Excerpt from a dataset
-.-.-

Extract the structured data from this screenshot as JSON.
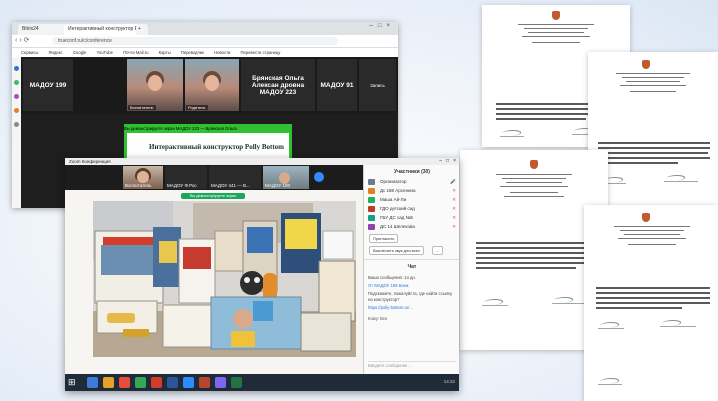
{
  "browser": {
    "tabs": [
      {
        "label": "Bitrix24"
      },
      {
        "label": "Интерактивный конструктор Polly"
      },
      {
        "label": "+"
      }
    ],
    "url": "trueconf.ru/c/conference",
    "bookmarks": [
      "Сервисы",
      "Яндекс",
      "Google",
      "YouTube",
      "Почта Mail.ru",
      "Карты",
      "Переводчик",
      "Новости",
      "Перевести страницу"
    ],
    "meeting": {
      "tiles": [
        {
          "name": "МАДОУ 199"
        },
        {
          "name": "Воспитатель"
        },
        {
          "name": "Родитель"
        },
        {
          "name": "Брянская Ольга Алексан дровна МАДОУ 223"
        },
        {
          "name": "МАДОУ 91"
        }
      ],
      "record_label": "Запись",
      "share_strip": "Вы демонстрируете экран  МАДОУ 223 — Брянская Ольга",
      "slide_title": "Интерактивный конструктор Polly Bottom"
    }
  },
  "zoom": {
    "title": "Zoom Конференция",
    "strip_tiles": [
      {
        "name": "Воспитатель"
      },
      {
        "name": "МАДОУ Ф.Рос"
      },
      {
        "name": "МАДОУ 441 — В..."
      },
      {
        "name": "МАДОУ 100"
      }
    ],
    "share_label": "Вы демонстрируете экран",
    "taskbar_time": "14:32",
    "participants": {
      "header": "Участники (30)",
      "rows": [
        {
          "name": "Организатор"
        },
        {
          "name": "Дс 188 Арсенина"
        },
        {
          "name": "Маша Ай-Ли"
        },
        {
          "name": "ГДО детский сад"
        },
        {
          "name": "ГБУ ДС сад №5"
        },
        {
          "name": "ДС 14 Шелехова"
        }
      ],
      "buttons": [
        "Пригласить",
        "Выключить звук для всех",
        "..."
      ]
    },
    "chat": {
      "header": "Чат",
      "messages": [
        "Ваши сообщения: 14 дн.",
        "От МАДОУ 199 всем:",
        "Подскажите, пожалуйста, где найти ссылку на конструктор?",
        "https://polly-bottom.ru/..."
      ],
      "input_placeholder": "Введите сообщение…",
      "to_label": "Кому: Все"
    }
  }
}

-.-.-

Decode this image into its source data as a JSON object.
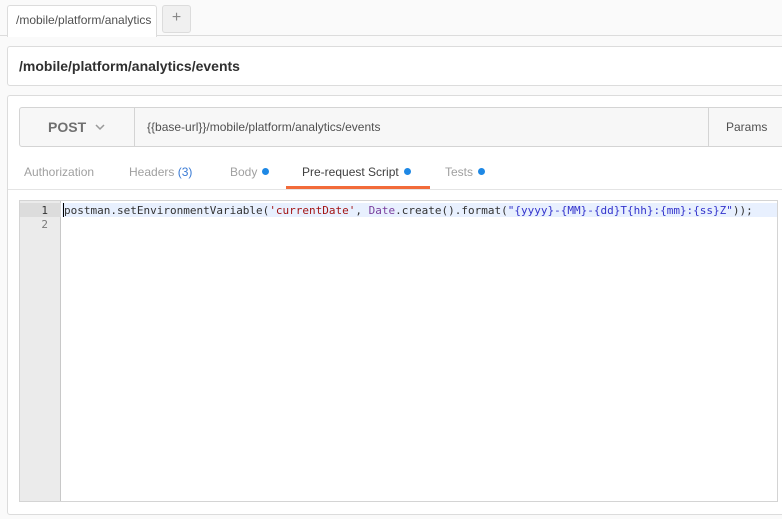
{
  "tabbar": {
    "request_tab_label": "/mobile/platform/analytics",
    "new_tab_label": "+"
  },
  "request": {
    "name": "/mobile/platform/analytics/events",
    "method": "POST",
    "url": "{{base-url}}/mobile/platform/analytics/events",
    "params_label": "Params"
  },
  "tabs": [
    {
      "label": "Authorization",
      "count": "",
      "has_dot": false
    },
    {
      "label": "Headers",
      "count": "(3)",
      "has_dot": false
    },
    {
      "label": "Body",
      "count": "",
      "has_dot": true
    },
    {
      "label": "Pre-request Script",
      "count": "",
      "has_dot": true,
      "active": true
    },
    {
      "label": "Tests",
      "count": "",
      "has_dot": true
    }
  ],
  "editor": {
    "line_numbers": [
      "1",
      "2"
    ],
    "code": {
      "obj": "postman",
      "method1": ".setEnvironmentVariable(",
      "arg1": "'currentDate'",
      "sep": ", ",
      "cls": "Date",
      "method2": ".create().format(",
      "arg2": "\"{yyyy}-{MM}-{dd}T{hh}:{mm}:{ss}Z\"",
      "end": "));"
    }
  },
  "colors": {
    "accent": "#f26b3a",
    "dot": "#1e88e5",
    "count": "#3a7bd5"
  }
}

-.-.-

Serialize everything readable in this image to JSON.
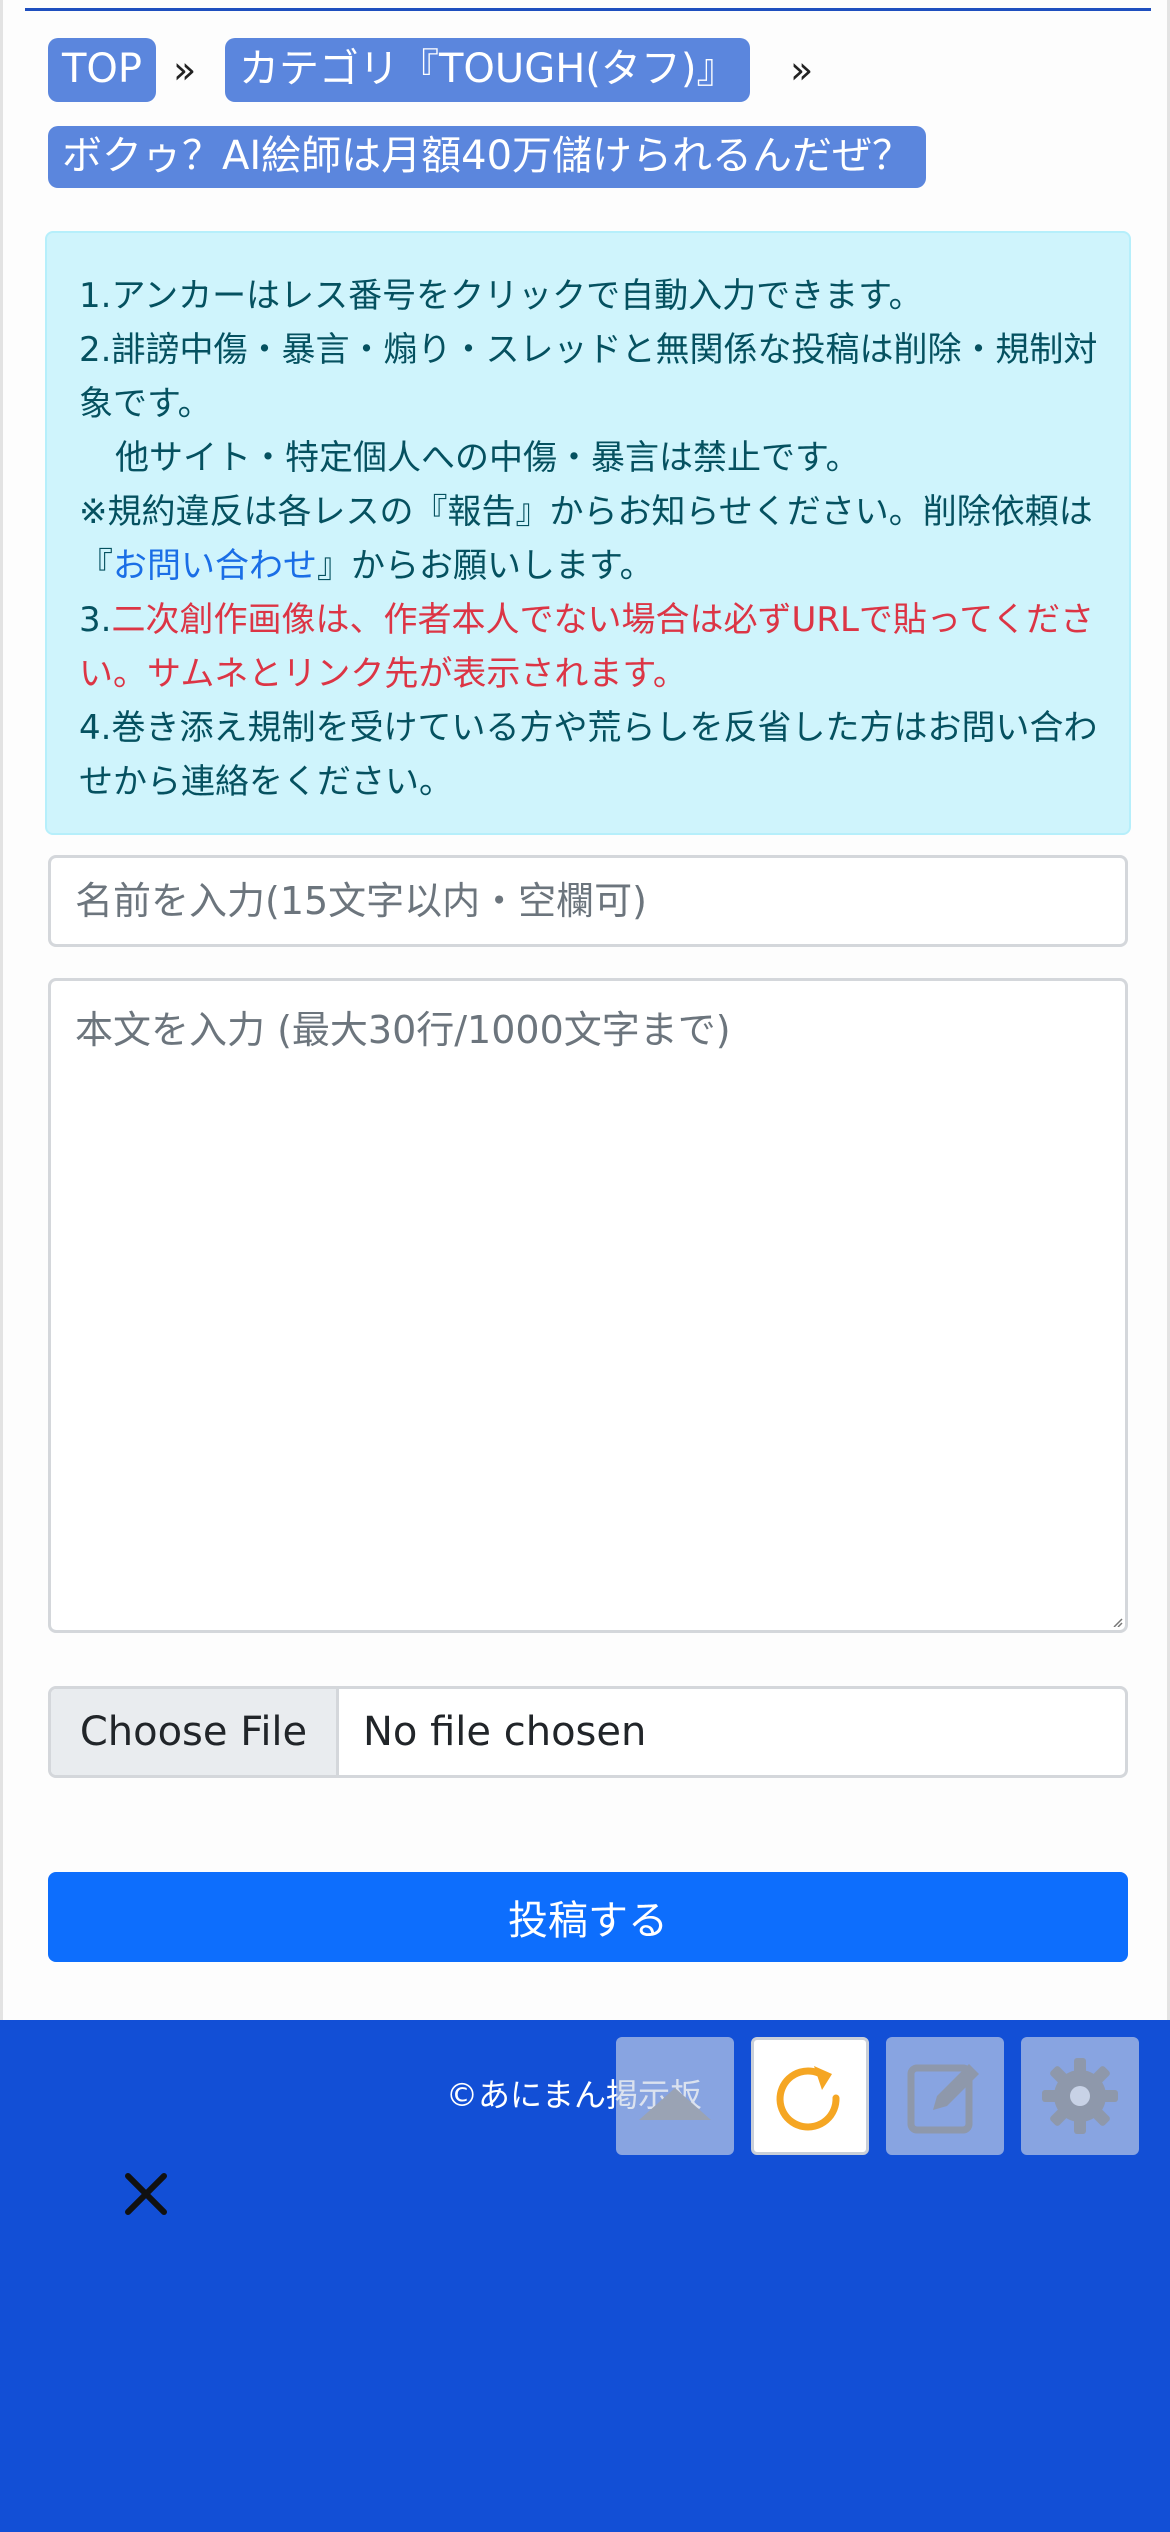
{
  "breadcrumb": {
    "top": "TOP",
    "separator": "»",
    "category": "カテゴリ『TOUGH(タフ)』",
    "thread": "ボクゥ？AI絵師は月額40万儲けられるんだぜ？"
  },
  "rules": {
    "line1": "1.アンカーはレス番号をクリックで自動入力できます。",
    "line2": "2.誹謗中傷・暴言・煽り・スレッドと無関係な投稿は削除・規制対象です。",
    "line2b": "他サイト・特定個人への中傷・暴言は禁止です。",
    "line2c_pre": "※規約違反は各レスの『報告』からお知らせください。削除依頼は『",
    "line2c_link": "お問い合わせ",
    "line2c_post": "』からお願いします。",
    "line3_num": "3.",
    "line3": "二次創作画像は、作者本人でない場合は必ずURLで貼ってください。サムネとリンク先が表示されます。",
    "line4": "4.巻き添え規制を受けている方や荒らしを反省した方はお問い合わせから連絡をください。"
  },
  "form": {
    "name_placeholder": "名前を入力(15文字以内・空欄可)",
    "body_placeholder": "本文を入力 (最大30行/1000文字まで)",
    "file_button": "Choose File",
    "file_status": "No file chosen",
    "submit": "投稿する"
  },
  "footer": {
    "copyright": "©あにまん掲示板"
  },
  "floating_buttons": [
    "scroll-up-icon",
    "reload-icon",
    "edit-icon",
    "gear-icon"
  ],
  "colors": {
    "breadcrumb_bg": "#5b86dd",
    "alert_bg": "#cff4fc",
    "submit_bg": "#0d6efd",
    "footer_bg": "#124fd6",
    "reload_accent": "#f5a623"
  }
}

-.-.-

Work to be completed:
Work out how many lines in the records above hold the string "image", then give only that count.

Expected output:
2